● Objective:
Copy every line with the string "icon" in it.

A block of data
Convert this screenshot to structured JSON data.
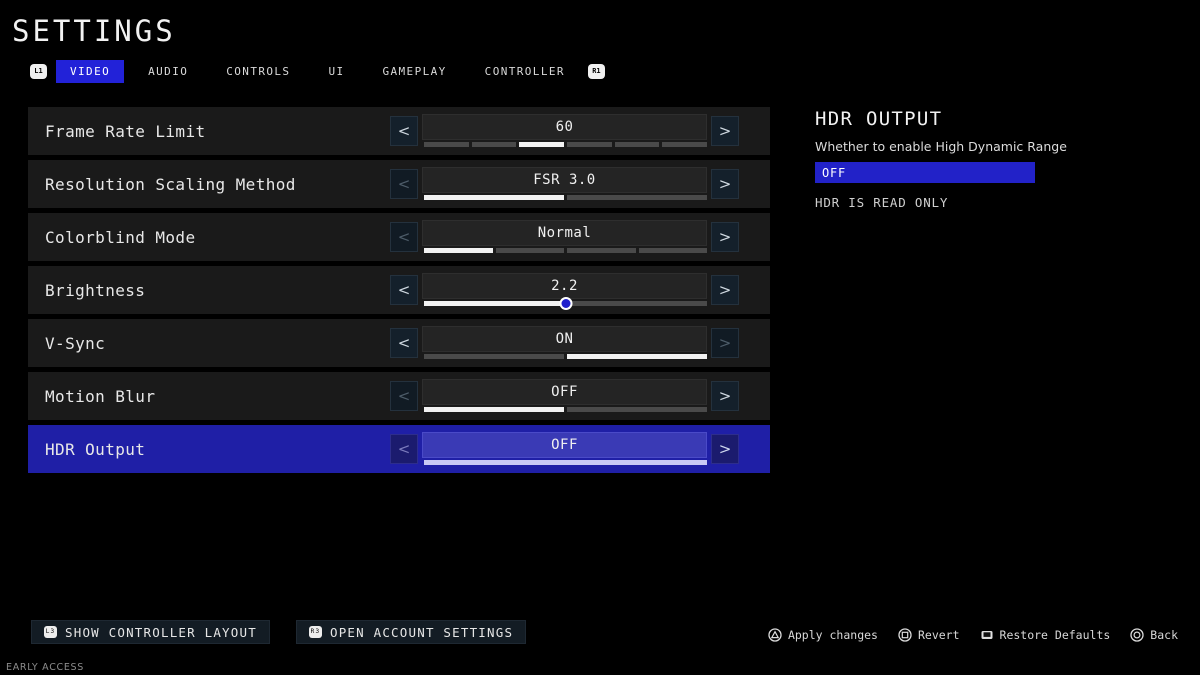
{
  "page_title": "SETTINGS",
  "colors": {
    "accent_blue": "#2222d8",
    "row_selected": "#1f1fa6",
    "row_bg": "#1a1a1a",
    "background": "#000000",
    "value_box": "#242424",
    "slider_knob": "#2020cc"
  },
  "tabbar": {
    "left_bumper": "L1",
    "right_bumper": "R1",
    "tabs": [
      {
        "label": "VIDEO",
        "active": true
      },
      {
        "label": "AUDIO",
        "active": false
      },
      {
        "label": "CONTROLS",
        "active": false
      },
      {
        "label": "UI",
        "active": false
      },
      {
        "label": "GAMEPLAY",
        "active": false
      },
      {
        "label": "CONTROLLER",
        "active": false
      }
    ]
  },
  "settings": [
    {
      "label": "Frame Rate Limit",
      "value": "60",
      "control": "segments",
      "segments": 6,
      "active_segment": 3,
      "selected": false,
      "left_arrow": "<",
      "right_arrow": ">",
      "left_enabled": true,
      "right_enabled": true
    },
    {
      "label": "Resolution Scaling Method",
      "value": "FSR 3.0",
      "control": "segments",
      "segments": 2,
      "active_segment": 1,
      "selected": false,
      "left_arrow": "<",
      "right_arrow": ">",
      "left_enabled": false,
      "right_enabled": true
    },
    {
      "label": "Colorblind Mode",
      "value": "Normal",
      "control": "segments",
      "segments": 4,
      "active_segment": 1,
      "selected": false,
      "left_arrow": "<",
      "right_arrow": ">",
      "left_enabled": false,
      "right_enabled": true
    },
    {
      "label": "Brightness",
      "value": "2.2",
      "control": "slider",
      "slider_percent": 50,
      "selected": false,
      "left_arrow": "<",
      "right_arrow": ">",
      "left_enabled": true,
      "right_enabled": true
    },
    {
      "label": "V-Sync",
      "value": "ON",
      "control": "segments",
      "segments": 2,
      "active_segment": 2,
      "selected": false,
      "left_arrow": "<",
      "right_arrow": ">",
      "left_enabled": true,
      "right_enabled": false
    },
    {
      "label": "Motion Blur",
      "value": "OFF",
      "control": "segments",
      "segments": 2,
      "active_segment": 1,
      "selected": false,
      "left_arrow": "<",
      "right_arrow": ">",
      "left_enabled": false,
      "right_enabled": true
    },
    {
      "label": "HDR Output",
      "value": "OFF",
      "control": "segments",
      "segments": 1,
      "active_segment": 1,
      "selected": true,
      "left_arrow": "<",
      "right_arrow": ">",
      "left_enabled": false,
      "right_enabled": true
    }
  ],
  "info_panel": {
    "title": "HDR OUTPUT",
    "description": "Whether to enable High Dynamic Range",
    "value": "OFF",
    "note": "HDR IS READ ONLY"
  },
  "bottom_actions": [
    {
      "glyph": "L3",
      "label": "SHOW CONTROLLER LAYOUT"
    },
    {
      "glyph": "R3",
      "label": "OPEN ACCOUNT SETTINGS"
    }
  ],
  "bottom_hints": [
    {
      "icon": "triangle-button-icon",
      "label": "Apply changes"
    },
    {
      "icon": "square-button-icon",
      "label": "Revert"
    },
    {
      "icon": "touchpad-button-icon",
      "label": "Restore Defaults"
    },
    {
      "icon": "circle-button-icon",
      "label": "Back"
    }
  ],
  "footer": {
    "early_access": "EARLY ACCESS"
  }
}
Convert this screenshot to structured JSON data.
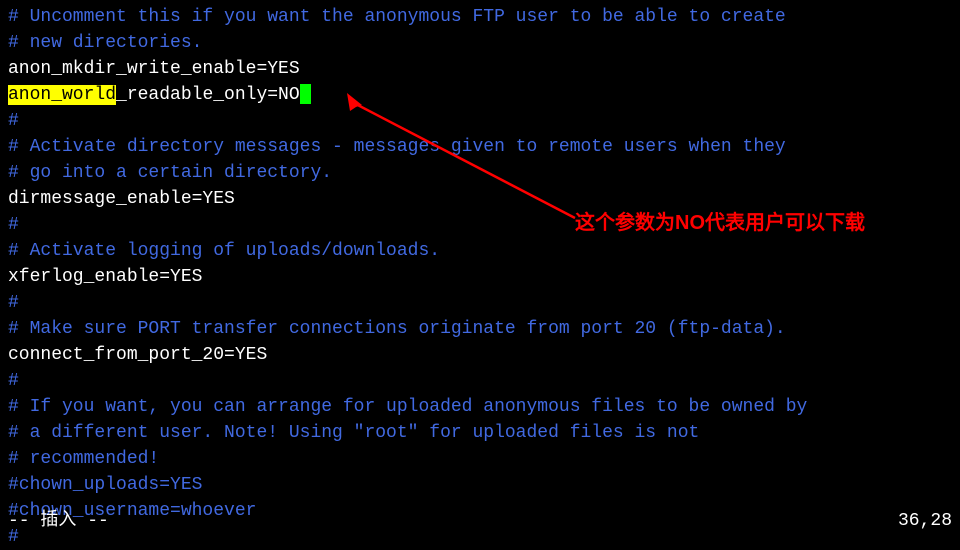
{
  "lines": {
    "l1": "# Uncomment this if you want the anonymous FTP user to be able to create",
    "l2": "# new directories.",
    "l3": "anon_mkdir_write_enable=YES",
    "l4_highlight": "anon_world",
    "l4_rest": "_readable_only=NO",
    "l5": "#",
    "l6": "# Activate directory messages - messages given to remote users when they",
    "l7": "# go into a certain directory.",
    "l8": "dirmessage_enable=YES",
    "l9": "#",
    "l10": "# Activate logging of uploads/downloads.",
    "l11": "xferlog_enable=YES",
    "l12": "#",
    "l13": "# Make sure PORT transfer connections originate from port 20 (ftp-data).",
    "l14": "connect_from_port_20=YES",
    "l15": "#",
    "l16": "# If you want, you can arrange for uploaded anonymous files to be owned by",
    "l17": "# a different user. Note! Using \"root\" for uploaded files is not",
    "l18": "# recommended!",
    "l19": "#chown_uploads=YES",
    "l20": "#chown_username=whoever",
    "l21": "#"
  },
  "annotation": "这个参数为NO代表用户可以下载",
  "status": {
    "mode": "-- 插入 --",
    "position": "36,28"
  }
}
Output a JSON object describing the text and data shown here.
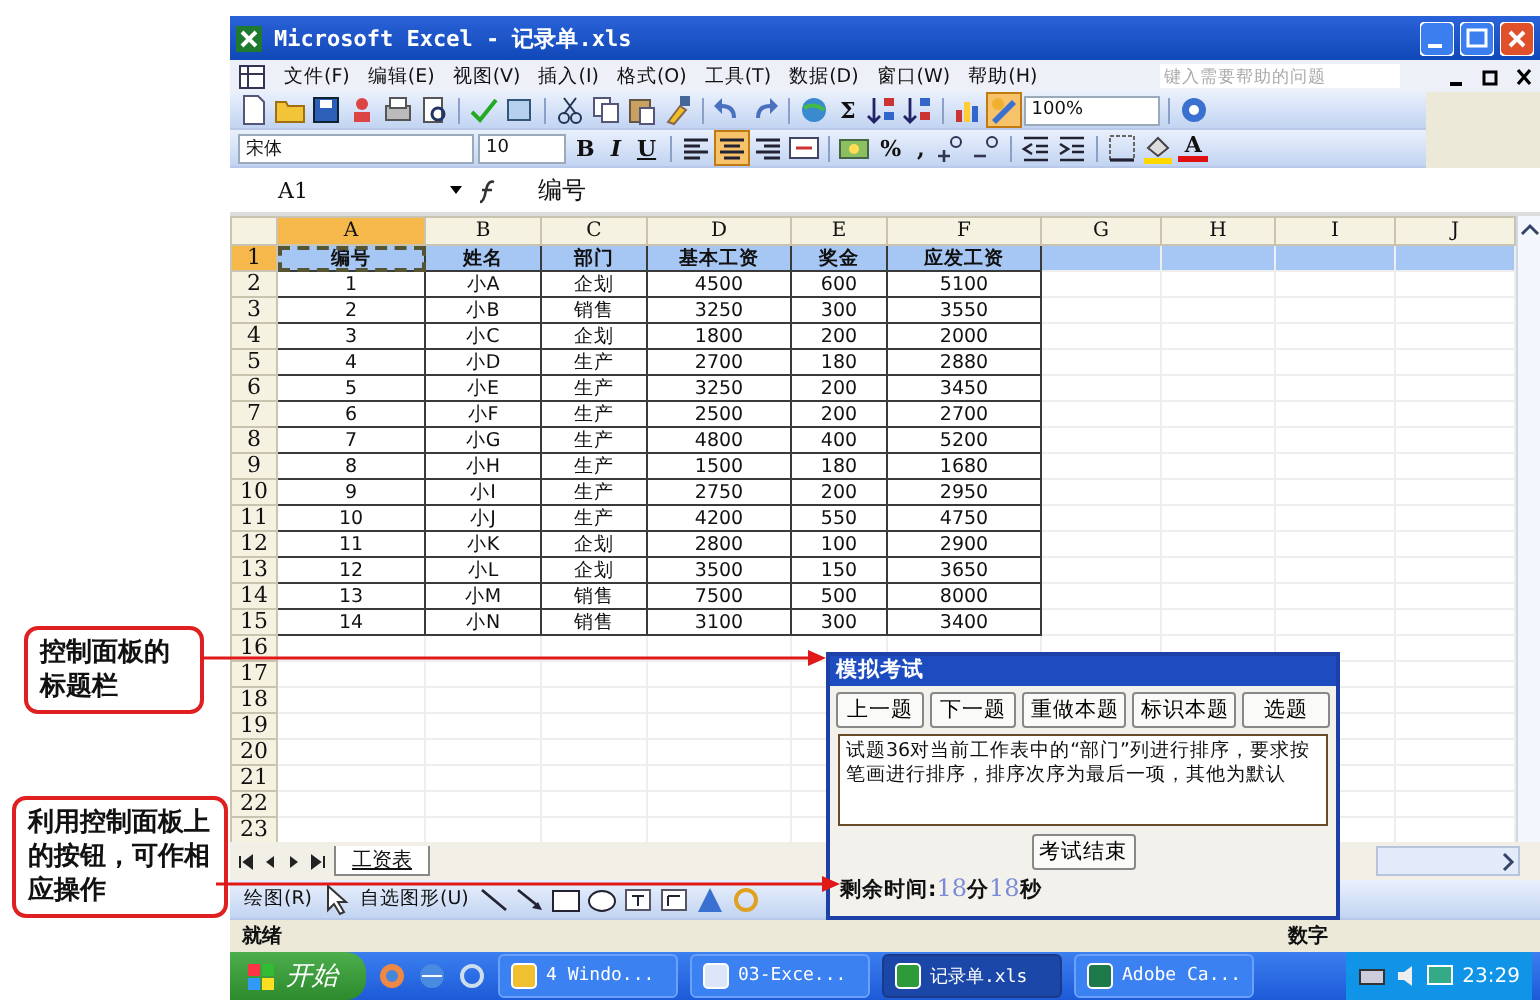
{
  "window": {
    "title": "Microsoft Excel - 记录单.xls"
  },
  "menu": [
    "文件(F)",
    "编辑(E)",
    "视图(V)",
    "插入(I)",
    "格式(O)",
    "工具(T)",
    "数据(D)",
    "窗口(W)",
    "帮助(H)"
  ],
  "help_search": {
    "placeholder": "键入需要帮助的问题"
  },
  "standard_toolbar": {
    "sum": "Σ",
    "zoom": "100%",
    "drawing_button": {
      "selected": true
    }
  },
  "formatting_toolbar": {
    "font": "宋体",
    "size": "10",
    "styles": [
      "B",
      "I",
      "U"
    ],
    "align_buttons": [
      {
        "selected": false
      },
      {
        "selected": true
      },
      {
        "selected": false
      },
      {
        "selected": false
      }
    ],
    "percent": "%",
    "comma": ",",
    "font_color": "A"
  },
  "formula_bar": {
    "name_box": "A1",
    "formula": "编号"
  },
  "columns": [
    {
      "label": "A",
      "selected": true
    },
    {
      "label": "B",
      "selected": false
    },
    {
      "label": "C",
      "selected": false
    },
    {
      "label": "D",
      "selected": false
    },
    {
      "label": "E",
      "selected": false
    },
    {
      "label": "F",
      "selected": false
    },
    {
      "label": "G",
      "selected": false
    },
    {
      "label": "H",
      "selected": false
    },
    {
      "label": "I",
      "selected": false
    },
    {
      "label": "J",
      "selected": false
    }
  ],
  "rows": [
    {
      "number": "1",
      "selected": true,
      "cells": [
        "编号",
        "姓名",
        "部门",
        "基本工资",
        "奖金",
        "应发工资"
      ]
    },
    {
      "number": "2",
      "selected": false,
      "cells": [
        "1",
        "小A",
        "企划",
        "4500",
        "600",
        "5100"
      ]
    },
    {
      "number": "3",
      "selected": false,
      "cells": [
        "2",
        "小B",
        "销售",
        "3250",
        "300",
        "3550"
      ]
    },
    {
      "number": "4",
      "selected": false,
      "cells": [
        "3",
        "小C",
        "企划",
        "1800",
        "200",
        "2000"
      ]
    },
    {
      "number": "5",
      "selected": false,
      "cells": [
        "4",
        "小D",
        "生产",
        "2700",
        "180",
        "2880"
      ]
    },
    {
      "number": "6",
      "selected": false,
      "cells": [
        "5",
        "小E",
        "生产",
        "3250",
        "200",
        "3450"
      ]
    },
    {
      "number": "7",
      "selected": false,
      "cells": [
        "6",
        "小F",
        "生产",
        "2500",
        "200",
        "2700"
      ]
    },
    {
      "number": "8",
      "selected": false,
      "cells": [
        "7",
        "小G",
        "生产",
        "4800",
        "400",
        "5200"
      ]
    },
    {
      "number": "9",
      "selected": false,
      "cells": [
        "8",
        "小H",
        "生产",
        "1500",
        "180",
        "1680"
      ]
    },
    {
      "number": "10",
      "selected": false,
      "cells": [
        "9",
        "小I",
        "生产",
        "2750",
        "200",
        "2950"
      ]
    },
    {
      "number": "11",
      "selected": false,
      "cells": [
        "10",
        "小J",
        "生产",
        "4200",
        "550",
        "4750"
      ]
    },
    {
      "number": "12",
      "selected": false,
      "cells": [
        "11",
        "小K",
        "企划",
        "2800",
        "100",
        "2900"
      ]
    },
    {
      "number": "13",
      "selected": false,
      "cells": [
        "12",
        "小L",
        "企划",
        "3500",
        "150",
        "3650"
      ]
    },
    {
      "number": "14",
      "selected": false,
      "cells": [
        "13",
        "小M",
        "销售",
        "7500",
        "500",
        "8000"
      ]
    },
    {
      "number": "15",
      "selected": false,
      "cells": [
        "14",
        "小N",
        "销售",
        "3100",
        "300",
        "3400"
      ]
    },
    {
      "number": "16",
      "selected": false
    },
    {
      "number": "17",
      "selected": false
    },
    {
      "number": "18",
      "selected": false
    },
    {
      "number": "19",
      "selected": false
    },
    {
      "number": "20",
      "selected": false
    },
    {
      "number": "21",
      "selected": false
    },
    {
      "number": "22",
      "selected": false
    },
    {
      "number": "23",
      "selected": false
    }
  ],
  "sheet_tabs": [
    {
      "label": "工资表",
      "selected": true
    }
  ],
  "drawing_toolbar": {
    "draw_menu": "绘图(R)",
    "autoshapes_menu": "自选图形(U)"
  },
  "status_bar": {
    "left": "就绪",
    "right": "数字"
  },
  "taskbar": {
    "start": "开始",
    "tasks": [
      {
        "label": "4 Windo...",
        "selected": false
      },
      {
        "label": "03-Exce...",
        "selected": false
      },
      {
        "label": "记录单.xls",
        "selected": true
      },
      {
        "label": "Adobe Ca...",
        "selected": false
      }
    ],
    "clock": "23:29"
  },
  "exam_panel": {
    "title": "模拟考试",
    "buttons": [
      "上一题",
      "下一题",
      "重做本题",
      "标识本题",
      "选题"
    ],
    "question": "试题36对当前工作表中的“部门”列进行排序，要求按笔画进行排序，排序次序为最后一项，其他为默认",
    "end_button": "考试结束",
    "timer": {
      "label": "剩余时间:",
      "minutes": "18",
      "minutes_unit": "分",
      "seconds": "18",
      "seconds_unit": "秒"
    }
  },
  "callouts": [
    "控制面板的标题栏",
    "利用控制面板上的按钮，可作相应操作"
  ]
}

● Result:
      "icon": "triangle-button-icon",
      "icon": "square-button-icon",
      "icon": "touchpad-button-icon",
      "icon": "circle-button-icon",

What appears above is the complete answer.